— Stated exercise —
Write the number of lines holding the word "руководстве", and nothing else.

--- begin Listed entries ---

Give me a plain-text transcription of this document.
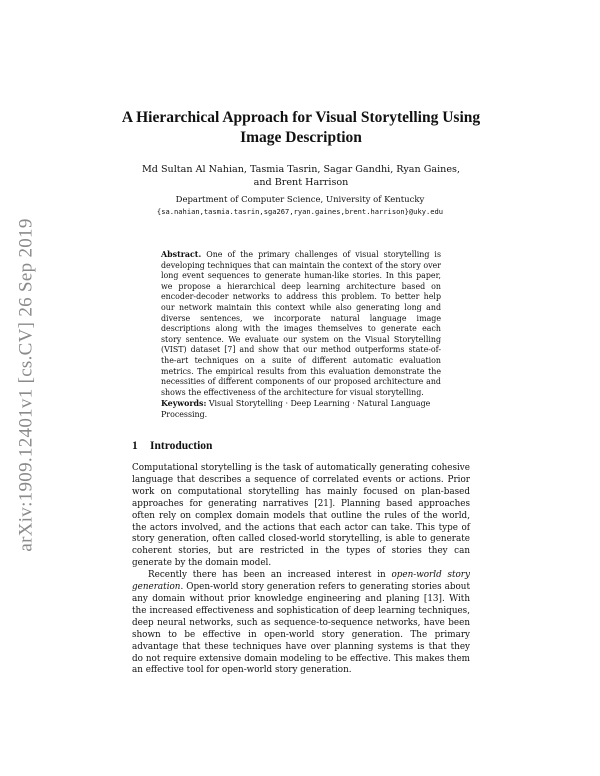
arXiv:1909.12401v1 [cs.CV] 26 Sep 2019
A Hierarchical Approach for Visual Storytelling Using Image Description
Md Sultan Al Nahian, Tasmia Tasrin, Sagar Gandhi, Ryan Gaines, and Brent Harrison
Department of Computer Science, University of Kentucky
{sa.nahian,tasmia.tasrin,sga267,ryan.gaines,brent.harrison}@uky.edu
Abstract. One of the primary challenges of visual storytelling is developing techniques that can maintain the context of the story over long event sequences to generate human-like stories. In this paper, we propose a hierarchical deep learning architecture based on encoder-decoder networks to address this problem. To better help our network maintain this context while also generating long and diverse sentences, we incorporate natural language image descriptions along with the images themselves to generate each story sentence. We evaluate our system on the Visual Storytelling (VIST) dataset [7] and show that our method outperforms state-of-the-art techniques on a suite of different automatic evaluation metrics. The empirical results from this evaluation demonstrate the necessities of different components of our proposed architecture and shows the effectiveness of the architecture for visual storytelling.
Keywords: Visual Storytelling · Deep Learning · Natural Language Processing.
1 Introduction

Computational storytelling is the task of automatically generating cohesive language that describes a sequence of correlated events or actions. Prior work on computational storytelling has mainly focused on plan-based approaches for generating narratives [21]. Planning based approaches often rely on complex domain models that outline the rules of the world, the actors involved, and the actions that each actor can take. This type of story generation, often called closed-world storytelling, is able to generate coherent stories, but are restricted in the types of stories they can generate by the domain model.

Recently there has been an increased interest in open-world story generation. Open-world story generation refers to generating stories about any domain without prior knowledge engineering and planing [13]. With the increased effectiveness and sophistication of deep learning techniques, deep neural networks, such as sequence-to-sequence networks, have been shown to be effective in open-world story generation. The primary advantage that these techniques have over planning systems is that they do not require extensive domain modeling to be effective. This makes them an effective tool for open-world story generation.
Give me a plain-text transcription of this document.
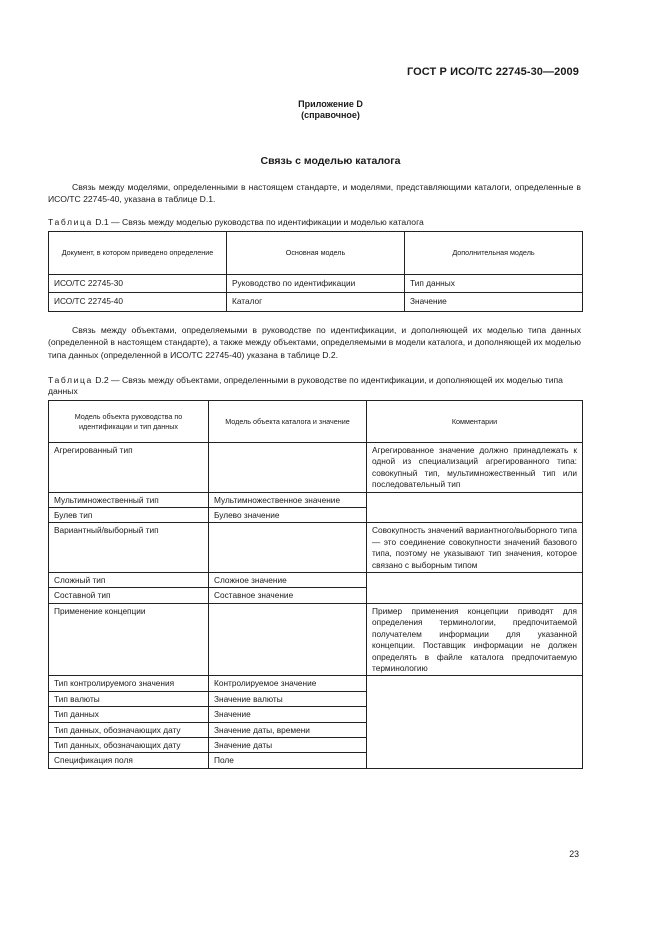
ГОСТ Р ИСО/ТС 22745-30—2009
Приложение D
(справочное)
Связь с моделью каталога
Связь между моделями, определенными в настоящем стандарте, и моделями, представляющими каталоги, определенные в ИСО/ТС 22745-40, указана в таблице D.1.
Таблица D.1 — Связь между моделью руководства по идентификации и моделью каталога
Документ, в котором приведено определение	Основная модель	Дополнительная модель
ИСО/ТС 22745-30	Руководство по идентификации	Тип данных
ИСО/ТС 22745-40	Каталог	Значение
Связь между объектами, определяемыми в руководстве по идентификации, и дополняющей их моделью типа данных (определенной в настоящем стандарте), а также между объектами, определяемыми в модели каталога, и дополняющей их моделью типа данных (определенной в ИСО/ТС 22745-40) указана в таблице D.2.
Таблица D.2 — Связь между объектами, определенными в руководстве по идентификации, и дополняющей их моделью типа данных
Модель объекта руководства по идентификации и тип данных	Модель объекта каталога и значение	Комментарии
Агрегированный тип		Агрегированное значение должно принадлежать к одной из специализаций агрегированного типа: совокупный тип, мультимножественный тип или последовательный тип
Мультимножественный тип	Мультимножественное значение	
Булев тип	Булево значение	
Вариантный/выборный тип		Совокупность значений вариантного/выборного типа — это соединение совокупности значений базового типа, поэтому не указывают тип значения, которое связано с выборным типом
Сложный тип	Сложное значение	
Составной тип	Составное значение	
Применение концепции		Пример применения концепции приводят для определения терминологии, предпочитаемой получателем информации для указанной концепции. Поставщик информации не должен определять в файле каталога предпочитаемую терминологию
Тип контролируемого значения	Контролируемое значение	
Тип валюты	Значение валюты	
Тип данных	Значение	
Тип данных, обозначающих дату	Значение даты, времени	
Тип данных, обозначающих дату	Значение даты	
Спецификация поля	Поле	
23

--- end Listed entries ---
--- begin Listed entries ---

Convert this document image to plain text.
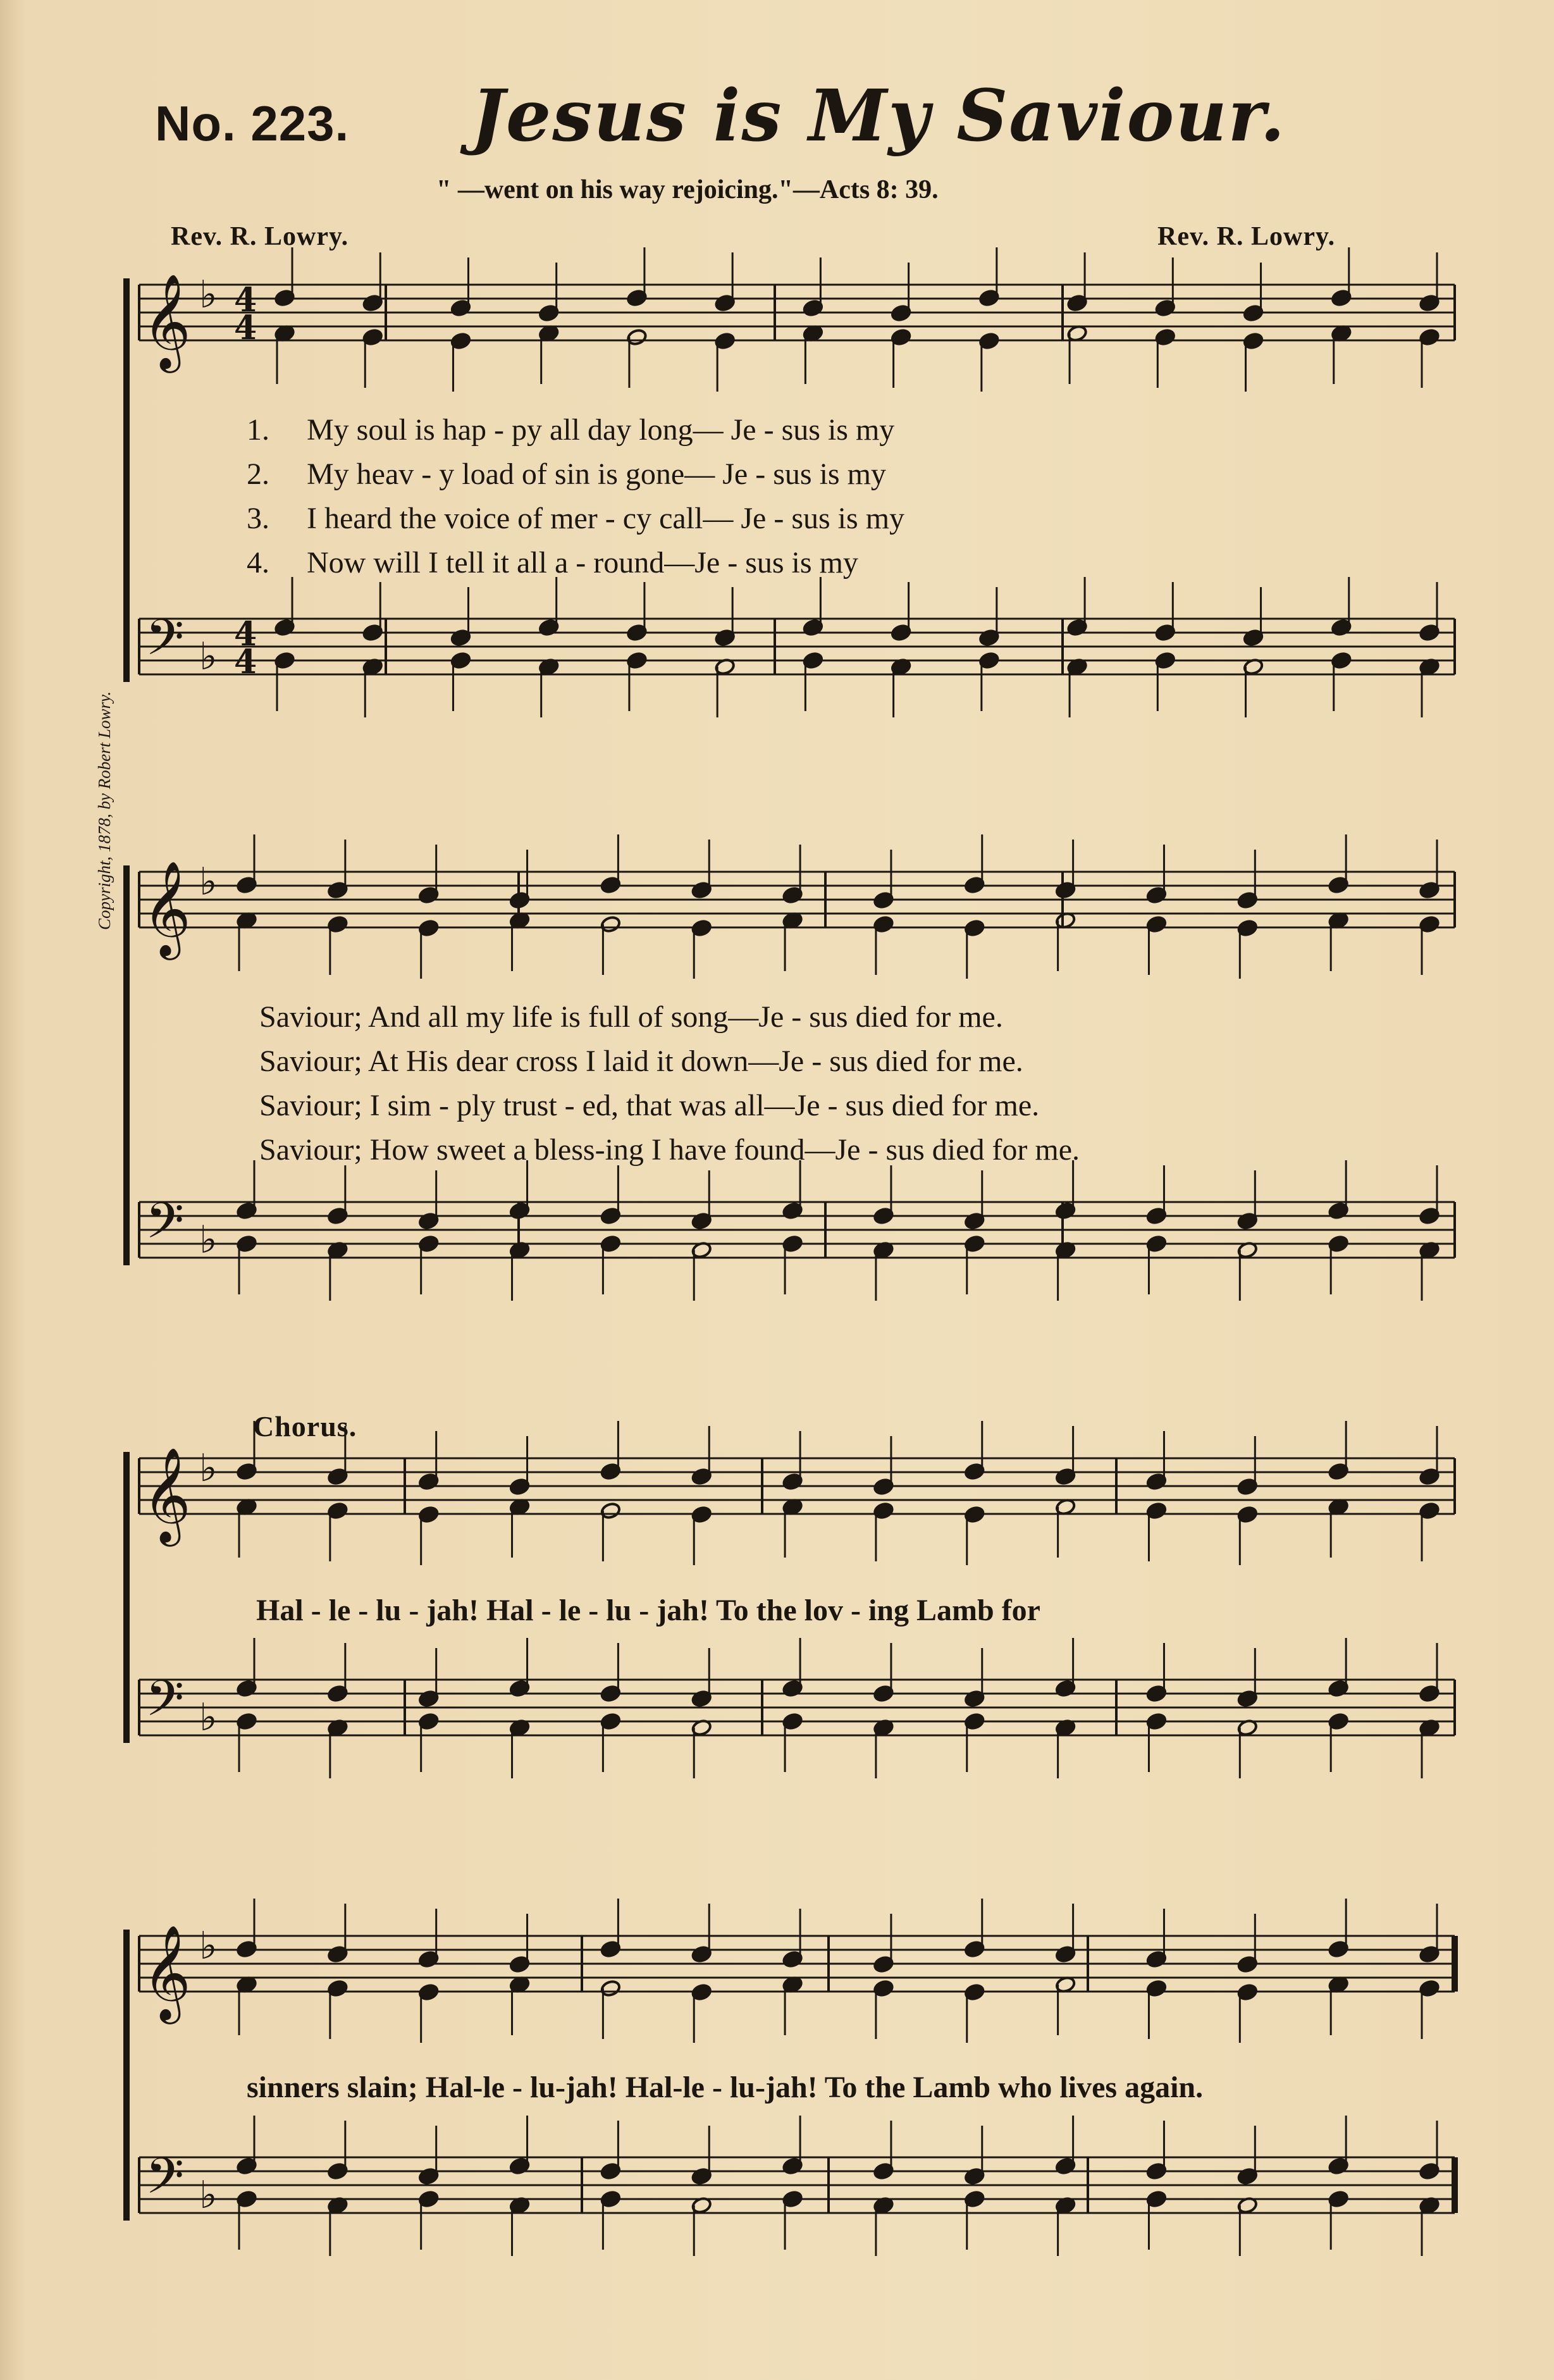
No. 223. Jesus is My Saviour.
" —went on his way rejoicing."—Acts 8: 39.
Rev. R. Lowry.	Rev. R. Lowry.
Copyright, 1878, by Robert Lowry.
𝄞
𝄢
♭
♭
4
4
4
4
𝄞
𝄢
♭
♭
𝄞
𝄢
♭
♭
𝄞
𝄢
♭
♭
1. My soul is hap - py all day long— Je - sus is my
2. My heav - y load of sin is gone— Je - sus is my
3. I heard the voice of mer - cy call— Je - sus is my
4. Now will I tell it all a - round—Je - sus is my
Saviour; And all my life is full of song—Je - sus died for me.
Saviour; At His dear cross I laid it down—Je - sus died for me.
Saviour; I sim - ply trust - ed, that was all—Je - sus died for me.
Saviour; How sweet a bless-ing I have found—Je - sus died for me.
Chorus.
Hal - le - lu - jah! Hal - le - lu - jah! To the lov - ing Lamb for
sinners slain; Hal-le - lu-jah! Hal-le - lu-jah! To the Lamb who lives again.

--- end Listed entries ---

— Response for this exercise —
2